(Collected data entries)
- - - -

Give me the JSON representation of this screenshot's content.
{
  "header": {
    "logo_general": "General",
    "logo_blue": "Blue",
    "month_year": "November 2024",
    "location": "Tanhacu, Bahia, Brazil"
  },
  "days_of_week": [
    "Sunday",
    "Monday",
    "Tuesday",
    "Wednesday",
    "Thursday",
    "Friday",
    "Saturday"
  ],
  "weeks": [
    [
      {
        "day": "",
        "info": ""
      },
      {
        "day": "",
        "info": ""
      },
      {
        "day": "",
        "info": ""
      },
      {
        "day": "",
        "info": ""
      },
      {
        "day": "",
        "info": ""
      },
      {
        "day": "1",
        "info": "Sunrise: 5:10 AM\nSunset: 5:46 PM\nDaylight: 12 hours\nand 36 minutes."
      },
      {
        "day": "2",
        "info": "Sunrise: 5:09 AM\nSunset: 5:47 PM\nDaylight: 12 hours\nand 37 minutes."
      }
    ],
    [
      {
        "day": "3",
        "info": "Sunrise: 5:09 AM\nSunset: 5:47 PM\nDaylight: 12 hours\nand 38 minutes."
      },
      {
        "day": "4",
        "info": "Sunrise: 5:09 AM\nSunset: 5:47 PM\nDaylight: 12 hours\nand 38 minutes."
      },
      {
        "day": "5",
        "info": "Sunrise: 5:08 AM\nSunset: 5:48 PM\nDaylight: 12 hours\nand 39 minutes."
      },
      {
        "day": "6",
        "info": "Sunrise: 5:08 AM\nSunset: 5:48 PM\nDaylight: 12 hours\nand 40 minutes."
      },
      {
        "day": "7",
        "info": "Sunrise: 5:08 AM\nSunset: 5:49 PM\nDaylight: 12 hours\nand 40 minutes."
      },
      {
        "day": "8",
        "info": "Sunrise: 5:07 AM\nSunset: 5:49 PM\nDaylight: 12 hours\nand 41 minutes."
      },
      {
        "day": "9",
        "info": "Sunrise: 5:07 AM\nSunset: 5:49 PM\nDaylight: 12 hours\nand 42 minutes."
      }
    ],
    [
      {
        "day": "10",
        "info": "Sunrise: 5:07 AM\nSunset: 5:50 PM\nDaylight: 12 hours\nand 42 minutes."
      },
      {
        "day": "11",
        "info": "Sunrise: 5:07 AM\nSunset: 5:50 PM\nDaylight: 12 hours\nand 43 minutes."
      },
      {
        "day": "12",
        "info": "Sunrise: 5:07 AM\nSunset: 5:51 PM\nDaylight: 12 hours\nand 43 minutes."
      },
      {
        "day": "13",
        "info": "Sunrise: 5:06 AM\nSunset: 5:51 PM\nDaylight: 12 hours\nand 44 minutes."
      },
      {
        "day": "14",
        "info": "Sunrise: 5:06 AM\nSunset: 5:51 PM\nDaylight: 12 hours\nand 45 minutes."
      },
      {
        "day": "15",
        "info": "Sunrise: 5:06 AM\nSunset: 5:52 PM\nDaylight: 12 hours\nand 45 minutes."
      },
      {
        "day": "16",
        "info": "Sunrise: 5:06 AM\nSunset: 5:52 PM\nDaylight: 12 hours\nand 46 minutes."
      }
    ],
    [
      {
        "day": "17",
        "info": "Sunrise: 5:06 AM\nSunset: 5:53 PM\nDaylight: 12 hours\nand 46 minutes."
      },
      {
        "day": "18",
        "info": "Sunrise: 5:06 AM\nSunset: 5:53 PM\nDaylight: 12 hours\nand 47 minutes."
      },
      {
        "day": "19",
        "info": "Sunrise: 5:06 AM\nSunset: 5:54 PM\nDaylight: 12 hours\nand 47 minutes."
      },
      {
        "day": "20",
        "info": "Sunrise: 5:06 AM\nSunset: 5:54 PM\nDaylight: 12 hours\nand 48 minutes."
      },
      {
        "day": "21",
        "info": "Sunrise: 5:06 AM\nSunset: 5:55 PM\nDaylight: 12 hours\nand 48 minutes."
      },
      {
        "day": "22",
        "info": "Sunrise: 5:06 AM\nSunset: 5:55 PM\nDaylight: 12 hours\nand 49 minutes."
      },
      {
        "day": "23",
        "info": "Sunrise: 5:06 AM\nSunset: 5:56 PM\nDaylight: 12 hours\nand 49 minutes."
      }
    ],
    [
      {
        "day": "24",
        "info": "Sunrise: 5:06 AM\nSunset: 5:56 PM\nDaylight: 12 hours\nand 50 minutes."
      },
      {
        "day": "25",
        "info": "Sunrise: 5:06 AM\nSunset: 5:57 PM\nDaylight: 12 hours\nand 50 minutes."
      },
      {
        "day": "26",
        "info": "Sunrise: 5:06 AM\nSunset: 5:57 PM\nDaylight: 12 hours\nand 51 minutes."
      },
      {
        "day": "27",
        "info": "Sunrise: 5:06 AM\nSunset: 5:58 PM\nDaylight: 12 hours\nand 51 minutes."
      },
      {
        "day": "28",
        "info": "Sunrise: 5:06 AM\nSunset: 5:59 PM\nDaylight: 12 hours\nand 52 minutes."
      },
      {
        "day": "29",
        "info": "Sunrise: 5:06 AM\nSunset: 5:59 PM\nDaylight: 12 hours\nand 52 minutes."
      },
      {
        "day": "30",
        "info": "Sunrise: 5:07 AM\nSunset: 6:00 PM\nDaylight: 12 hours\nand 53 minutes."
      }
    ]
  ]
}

- - - -

• Requirements
Write down all the entries again without a single difference.

• The response
Give me the JSON representation of this screenshot's content.
{
  "header": {
    "logo_general": "General",
    "logo_blue": "Blue",
    "month_year": "November 2024",
    "location": "Tanhacu, Bahia, Brazil"
  },
  "days_of_week": [
    "Sunday",
    "Monday",
    "Tuesday",
    "Wednesday",
    "Thursday",
    "Friday",
    "Saturday"
  ],
  "weeks": [
    [
      {
        "day": "",
        "info": ""
      },
      {
        "day": "",
        "info": ""
      },
      {
        "day": "",
        "info": ""
      },
      {
        "day": "",
        "info": ""
      },
      {
        "day": "",
        "info": ""
      },
      {
        "day": "1",
        "info": "Sunrise: 5:10 AM\nSunset: 5:46 PM\nDaylight: 12 hours\nand 36 minutes."
      },
      {
        "day": "2",
        "info": "Sunrise: 5:09 AM\nSunset: 5:47 PM\nDaylight: 12 hours\nand 37 minutes."
      }
    ],
    [
      {
        "day": "3",
        "info": "Sunrise: 5:09 AM\nSunset: 5:47 PM\nDaylight: 12 hours\nand 38 minutes."
      },
      {
        "day": "4",
        "info": "Sunrise: 5:09 AM\nSunset: 5:47 PM\nDaylight: 12 hours\nand 38 minutes."
      },
      {
        "day": "5",
        "info": "Sunrise: 5:08 AM\nSunset: 5:48 PM\nDaylight: 12 hours\nand 39 minutes."
      },
      {
        "day": "6",
        "info": "Sunrise: 5:08 AM\nSunset: 5:48 PM\nDaylight: 12 hours\nand 40 minutes."
      },
      {
        "day": "7",
        "info": "Sunrise: 5:08 AM\nSunset: 5:49 PM\nDaylight: 12 hours\nand 40 minutes."
      },
      {
        "day": "8",
        "info": "Sunrise: 5:07 AM\nSunset: 5:49 PM\nDaylight: 12 hours\nand 41 minutes."
      },
      {
        "day": "9",
        "info": "Sunrise: 5:07 AM\nSunset: 5:49 PM\nDaylight: 12 hours\nand 42 minutes."
      }
    ],
    [
      {
        "day": "10",
        "info": "Sunrise: 5:07 AM\nSunset: 5:50 PM\nDaylight: 12 hours\nand 42 minutes."
      },
      {
        "day": "11",
        "info": "Sunrise: 5:07 AM\nSunset: 5:50 PM\nDaylight: 12 hours\nand 43 minutes."
      },
      {
        "day": "12",
        "info": "Sunrise: 5:07 AM\nSunset: 5:51 PM\nDaylight: 12 hours\nand 43 minutes."
      },
      {
        "day": "13",
        "info": "Sunrise: 5:06 AM\nSunset: 5:51 PM\nDaylight: 12 hours\nand 44 minutes."
      },
      {
        "day": "14",
        "info": "Sunrise: 5:06 AM\nSunset: 5:51 PM\nDaylight: 12 hours\nand 45 minutes."
      },
      {
        "day": "15",
        "info": "Sunrise: 5:06 AM\nSunset: 5:52 PM\nDaylight: 12 hours\nand 45 minutes."
      },
      {
        "day": "16",
        "info": "Sunrise: 5:06 AM\nSunset: 5:52 PM\nDaylight: 12 hours\nand 46 minutes."
      }
    ],
    [
      {
        "day": "17",
        "info": "Sunrise: 5:06 AM\nSunset: 5:53 PM\nDaylight: 12 hours\nand 46 minutes."
      },
      {
        "day": "18",
        "info": "Sunrise: 5:06 AM\nSunset: 5:53 PM\nDaylight: 12 hours\nand 47 minutes."
      },
      {
        "day": "19",
        "info": "Sunrise: 5:06 AM\nSunset: 5:54 PM\nDaylight: 12 hours\nand 47 minutes."
      },
      {
        "day": "20",
        "info": "Sunrise: 5:06 AM\nSunset: 5:54 PM\nDaylight: 12 hours\nand 48 minutes."
      },
      {
        "day": "21",
        "info": "Sunrise: 5:06 AM\nSunset: 5:55 PM\nDaylight: 12 hours\nand 48 minutes."
      },
      {
        "day": "22",
        "info": "Sunrise: 5:06 AM\nSunset: 5:55 PM\nDaylight: 12 hours\nand 49 minutes."
      },
      {
        "day": "23",
        "info": "Sunrise: 5:06 AM\nSunset: 5:56 PM\nDaylight: 12 hours\nand 49 minutes."
      }
    ],
    [
      {
        "day": "24",
        "info": "Sunrise: 5:06 AM\nSunset: 5:56 PM\nDaylight: 12 hours\nand 50 minutes."
      },
      {
        "day": "25",
        "info": "Sunrise: 5:06 AM\nSunset: 5:57 PM\nDaylight: 12 hours\nand 50 minutes."
      },
      {
        "day": "26",
        "info": "Sunrise: 5:06 AM\nSunset: 5:57 PM\nDaylight: 12 hours\nand 51 minutes."
      },
      {
        "day": "27",
        "info": "Sunrise: 5:06 AM\nSunset: 5:58 PM\nDaylight: 12 hours\nand 51 minutes."
      },
      {
        "day": "28",
        "info": "Sunrise: 5:06 AM\nSunset: 5:59 PM\nDaylight: 12 hours\nand 52 minutes."
      },
      {
        "day": "29",
        "info": "Sunrise: 5:06 AM\nSunset: 5:59 PM\nDaylight: 12 hours\nand 52 minutes."
      },
      {
        "day": "30",
        "info": "Sunrise: 5:07 AM\nSunset: 6:00 PM\nDaylight: 12 hours\nand 53 minutes."
      }
    ]
  ]
}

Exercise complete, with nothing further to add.